Stated goal >> Quote the whole listing verbatim.
========================================================================
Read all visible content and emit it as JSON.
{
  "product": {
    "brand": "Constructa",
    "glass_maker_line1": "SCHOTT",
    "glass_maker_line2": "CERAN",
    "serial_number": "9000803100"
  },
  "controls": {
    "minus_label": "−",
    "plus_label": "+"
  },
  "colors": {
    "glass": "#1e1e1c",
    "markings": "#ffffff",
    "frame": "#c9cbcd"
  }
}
========================================================================
Worked solution >>
Read all visible content and emit it as JSON.
{
  "product": {
    "brand": "Constructa",
    "glass_maker_line1": "SCHOTT",
    "glass_maker_line2": "CERAN",
    "serial_number": "9000803100"
  },
  "controls": {
    "minus_label": "−",
    "plus_label": "+"
  },
  "colors": {
    "glass": "#1e1e1c",
    "markings": "#ffffff",
    "frame": "#c9cbcd"
  }
}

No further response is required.